#### MATERIAL SHOWN:
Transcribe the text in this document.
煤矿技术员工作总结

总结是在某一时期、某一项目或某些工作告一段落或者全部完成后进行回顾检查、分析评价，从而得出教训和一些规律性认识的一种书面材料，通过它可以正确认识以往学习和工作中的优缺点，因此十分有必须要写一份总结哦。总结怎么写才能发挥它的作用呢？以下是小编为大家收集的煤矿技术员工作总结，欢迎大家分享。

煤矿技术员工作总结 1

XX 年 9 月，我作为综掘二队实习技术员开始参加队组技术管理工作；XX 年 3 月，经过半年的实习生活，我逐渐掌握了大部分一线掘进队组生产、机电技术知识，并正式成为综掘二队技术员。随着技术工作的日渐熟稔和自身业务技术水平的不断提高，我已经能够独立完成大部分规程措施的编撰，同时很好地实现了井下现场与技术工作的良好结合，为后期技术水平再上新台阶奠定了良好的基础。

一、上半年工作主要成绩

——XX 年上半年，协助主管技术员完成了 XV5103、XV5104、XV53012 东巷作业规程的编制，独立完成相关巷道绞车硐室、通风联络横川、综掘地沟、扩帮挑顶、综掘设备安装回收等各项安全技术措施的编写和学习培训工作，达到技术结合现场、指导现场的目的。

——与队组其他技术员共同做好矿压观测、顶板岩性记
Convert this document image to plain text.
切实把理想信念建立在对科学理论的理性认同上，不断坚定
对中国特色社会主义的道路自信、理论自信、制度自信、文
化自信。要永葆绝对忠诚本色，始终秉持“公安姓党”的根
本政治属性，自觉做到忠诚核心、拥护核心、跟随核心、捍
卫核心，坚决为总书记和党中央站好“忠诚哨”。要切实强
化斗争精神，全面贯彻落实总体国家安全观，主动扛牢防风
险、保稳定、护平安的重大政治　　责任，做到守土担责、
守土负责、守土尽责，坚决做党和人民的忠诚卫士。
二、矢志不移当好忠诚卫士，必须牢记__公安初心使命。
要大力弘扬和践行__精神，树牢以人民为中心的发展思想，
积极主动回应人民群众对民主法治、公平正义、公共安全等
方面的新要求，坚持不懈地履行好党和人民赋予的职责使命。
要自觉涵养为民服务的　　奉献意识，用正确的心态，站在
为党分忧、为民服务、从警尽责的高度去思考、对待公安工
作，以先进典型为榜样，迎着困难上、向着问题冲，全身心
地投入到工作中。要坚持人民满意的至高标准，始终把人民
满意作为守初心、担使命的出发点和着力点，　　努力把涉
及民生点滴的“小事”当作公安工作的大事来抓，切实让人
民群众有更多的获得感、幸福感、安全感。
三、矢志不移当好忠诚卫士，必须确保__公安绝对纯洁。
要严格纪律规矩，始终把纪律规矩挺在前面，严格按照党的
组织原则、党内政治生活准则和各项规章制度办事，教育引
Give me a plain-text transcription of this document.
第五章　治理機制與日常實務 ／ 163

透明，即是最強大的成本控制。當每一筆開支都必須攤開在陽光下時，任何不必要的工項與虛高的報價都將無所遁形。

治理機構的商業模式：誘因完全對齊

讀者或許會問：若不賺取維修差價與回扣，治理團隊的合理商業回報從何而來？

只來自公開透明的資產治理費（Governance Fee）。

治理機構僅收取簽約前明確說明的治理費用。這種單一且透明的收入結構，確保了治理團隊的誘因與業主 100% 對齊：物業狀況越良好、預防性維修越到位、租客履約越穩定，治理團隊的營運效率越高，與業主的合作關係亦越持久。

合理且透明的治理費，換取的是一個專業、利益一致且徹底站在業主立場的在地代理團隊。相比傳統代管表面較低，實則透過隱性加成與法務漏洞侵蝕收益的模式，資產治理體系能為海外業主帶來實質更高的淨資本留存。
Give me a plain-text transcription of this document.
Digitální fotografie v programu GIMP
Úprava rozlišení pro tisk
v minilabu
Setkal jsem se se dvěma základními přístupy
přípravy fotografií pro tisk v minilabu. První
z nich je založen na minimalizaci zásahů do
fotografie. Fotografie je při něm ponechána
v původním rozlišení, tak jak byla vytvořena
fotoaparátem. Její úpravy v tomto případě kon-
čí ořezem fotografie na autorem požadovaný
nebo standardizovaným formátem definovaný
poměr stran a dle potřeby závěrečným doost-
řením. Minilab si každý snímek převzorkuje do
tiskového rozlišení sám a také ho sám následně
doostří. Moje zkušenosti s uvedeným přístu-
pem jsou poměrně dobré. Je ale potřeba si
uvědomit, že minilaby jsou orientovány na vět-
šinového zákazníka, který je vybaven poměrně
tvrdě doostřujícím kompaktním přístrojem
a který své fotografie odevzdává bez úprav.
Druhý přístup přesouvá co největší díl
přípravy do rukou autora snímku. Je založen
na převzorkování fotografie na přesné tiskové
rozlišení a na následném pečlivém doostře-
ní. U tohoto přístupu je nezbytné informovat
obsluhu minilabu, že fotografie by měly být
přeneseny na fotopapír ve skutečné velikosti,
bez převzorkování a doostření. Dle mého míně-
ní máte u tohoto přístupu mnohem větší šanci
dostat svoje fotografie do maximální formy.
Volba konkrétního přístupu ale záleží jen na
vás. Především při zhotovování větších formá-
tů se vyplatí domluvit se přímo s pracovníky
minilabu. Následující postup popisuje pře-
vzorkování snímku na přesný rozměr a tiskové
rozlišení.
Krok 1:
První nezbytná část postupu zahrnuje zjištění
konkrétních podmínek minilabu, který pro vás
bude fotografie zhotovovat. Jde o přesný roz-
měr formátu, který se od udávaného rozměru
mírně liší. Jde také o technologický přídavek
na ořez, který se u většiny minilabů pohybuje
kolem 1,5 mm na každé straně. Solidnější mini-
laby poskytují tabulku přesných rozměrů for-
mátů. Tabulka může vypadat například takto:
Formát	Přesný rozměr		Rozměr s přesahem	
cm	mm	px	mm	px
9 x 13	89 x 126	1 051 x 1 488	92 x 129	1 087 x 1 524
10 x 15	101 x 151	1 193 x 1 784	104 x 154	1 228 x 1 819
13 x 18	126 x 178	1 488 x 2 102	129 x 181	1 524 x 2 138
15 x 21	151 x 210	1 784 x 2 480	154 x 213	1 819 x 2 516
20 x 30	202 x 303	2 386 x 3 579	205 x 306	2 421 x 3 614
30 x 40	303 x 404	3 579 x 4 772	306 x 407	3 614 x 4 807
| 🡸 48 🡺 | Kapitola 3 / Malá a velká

#### AIM:
Output each entry precisely as given.

#### SOLVED PROBLEM:
Transcribe the text in this document.
煤矿技术员工作总结

总结是在某一时期、某一项目或某些工作告一段落或者全部完成后进行回顾检查、分析评价，从而得出教训和一些规律性认识的一种书面材料，通过它可以正确认识以往学习和工作中的优缺点，因此十分有必须要写一份总结哦。总结怎么写才能发挥它的作用呢？以下是小编为大家收集的煤矿技术员工作总结，欢迎大家分享。

煤矿技术员工作总结 1

XX 年 9 月，我作为综掘二队实习技术员开始参加队组技术管理工作；XX 年 3 月，经过半年的实习生活，我逐渐掌握了大部分一线掘进队组生产、机电技术知识，并正式成为综掘二队技术员。随着技术工作的日渐熟稔和自身业务技术水平的不断提高，我已经能够独立完成大部分规程措施的编撰，同时很好地实现了井下现场与技术工作的良好结合，为后期技术水平再上新台阶奠定了良好的基础。

一、上半年工作主要成绩

——XX 年上半年，协助主管技术员完成了 XV5103、XV5104、XV53012 东巷作业规程的编制，独立完成相关巷道绞车硐室、通风联络横川、综掘地沟、扩帮挑顶、综掘设备安装回收等各项安全技术措施的编写和学习培训工作，达到技术结合现场、指导现场的目的。

——与队组其他技术员共同做好矿压观测、顶板岩性记
Convert this document image to plain text.
切实把理想信念建立在对科学理论的理性认同上，不断坚定
对中国特色社会主义的道路自信、理论自信、制度自信、文
化自信。要永葆绝对忠诚本色，始终秉持“公安姓党”的根
本政治属性，自觉做到忠诚核心、拥护核心、跟随核心、捍
卫核心，坚决为总书记和党中央站好“忠诚哨”。要切实强
化斗争精神，全面贯彻落实总体国家安全观，主动扛牢防风
险、保稳定、护平安的重大政治　　责任，做到守土担责、
守土负责、守土尽责，坚决做党和人民的忠诚卫士。
二、矢志不移当好忠诚卫士，必须牢记__公安初心使命。
要大力弘扬和践行__精神，树牢以人民为中心的发展思想，
积极主动回应人民群众对民主法治、公平正义、公共安全等
方面的新要求，坚持不懈地履行好党和人民赋予的职责使命。
要自觉涵养为民服务的　　奉献意识，用正确的心态，站在
为党分忧、为民服务、从警尽责的高度去思考、对待公安工
作，以先进典型为榜样，迎着困难上、向着问题冲，全身心
地投入到工作中。要坚持人民满意的至高标准，始终把人民
满意作为守初心、担使命的出发点和着力点，　　努力把涉
及民生点滴的“小事”当作公安工作的大事来抓，切实让人
民群众有更多的获得感、幸福感、安全感。
三、矢志不移当好忠诚卫士，必须确保__公安绝对纯洁。
要严格纪律规矩，始终把纪律规矩挺在前面，严格按照党的
组织原则、党内政治生活准则和各项规章制度办事，教育引
Give me a plain-text transcription of this document.
第五章　治理機制與日常實務 ／ 163

透明，即是最強大的成本控制。當每一筆開支都必須攤開在陽光下時，任何不必要的工項與虛高的報價都將無所遁形。

治理機構的商業模式：誘因完全對齊

讀者或許會問：若不賺取維修差價與回扣，治理團隊的合理商業回報從何而來？

只來自公開透明的資產治理費（Governance Fee）。

治理機構僅收取簽約前明確說明的治理費用。這種單一且透明的收入結構，確保了治理團隊的誘因與業主 100% 對齊：物業狀況越良好、預防性維修越到位、租客履約越穩定，治理團隊的營運效率越高，與業主的合作關係亦越持久。

合理且透明的治理費，換取的是一個專業、利益一致且徹底站在業主立場的在地代理團隊。相比傳統代管表面較低，實則透過隱性加成與法務漏洞侵蝕收益的模式，資產治理體系能為海外業主帶來實質更高的淨資本留存。
Give me a plain-text transcription of this document.
Digitální fotografie v programu GIMP
Úprava rozlišení pro tisk
v minilabu
Setkal jsem se se dvěma základními přístupy
přípravy fotografií pro tisk v minilabu. První
z nich je založen na minimalizaci zásahů do
fotografie. Fotografie je při něm ponechána
v původním rozlišení, tak jak byla vytvořena
fotoaparátem. Její úpravy v tomto případě kon-
čí ořezem fotografie na autorem požadovaný
nebo standardizovaným formátem definovaný
poměr stran a dle potřeby závěrečným doost-
řením. Minilab si každý snímek převzorkuje do
tiskového rozlišení sám a také ho sám následně
doostří. Moje zkušenosti s uvedeným přístu-
pem jsou poměrně dobré. Je ale potřeba si
uvědomit, že minilaby jsou orientovány na vět-
šinového zákazníka, který je vybaven poměrně
tvrdě doostřujícím kompaktním přístrojem
a který své fotografie odevzdává bez úprav.
Druhý přístup přesouvá co největší díl
přípravy do rukou autora snímku. Je založen
na převzorkování fotografie na přesné tiskové
rozlišení a na následném pečlivém doostře-
ní. U tohoto přístupu je nezbytné informovat
obsluhu minilabu, že fotografie by měly být
přeneseny na fotopapír ve skutečné velikosti,
bez převzorkování a doostření. Dle mého míně-
ní máte u tohoto přístupu mnohem větší šanci
dostat svoje fotografie do maximální formy.
Volba konkrétního přístupu ale záleží jen na
vás. Především při zhotovování větších formá-
tů se vyplatí domluvit se přímo s pracovníky
minilabu. Následující postup popisuje pře-
vzorkování snímku na přesný rozměr a tiskové
rozlišení.
Krok 1:
První nezbytná část postupu zahrnuje zjištění
konkrétních podmínek minilabu, který pro vás
bude fotografie zhotovovat. Jde o přesný roz-
měr formátu, který se od udávaného rozměru
mírně liší. Jde také o technologický přídavek
na ořez, který se u většiny minilabů pohybuje
kolem 1,5 mm na každé straně. Solidnější mini-
laby poskytují tabulku přesných rozměrů for-
mátů. Tabulka může vypadat například takto:
Formát	Přesný rozměr		Rozměr s přesahem	
cm	mm	px	mm	px
9 x 13	89 x 126	1 051 x 1 488	92 x 129	1 087 x 1 524
10 x 15	101 x 151	1 193 x 1 784	104 x 154	1 228 x 1 819
13 x 18	126 x 178	1 488 x 2 102	129 x 181	1 524 x 2 138
15 x 21	151 x 210	1 784 x 2 480	154 x 213	1 819 x 2 516
20 x 30	202 x 303	2 386 x 3 579	205 x 306	2 421 x 3 614
30 x 40	303 x 404	3 579 x 4 772	306 x 407	3 614 x 4 807
| 🡸 48 🡺 | Kapitola 3 / Malá a velká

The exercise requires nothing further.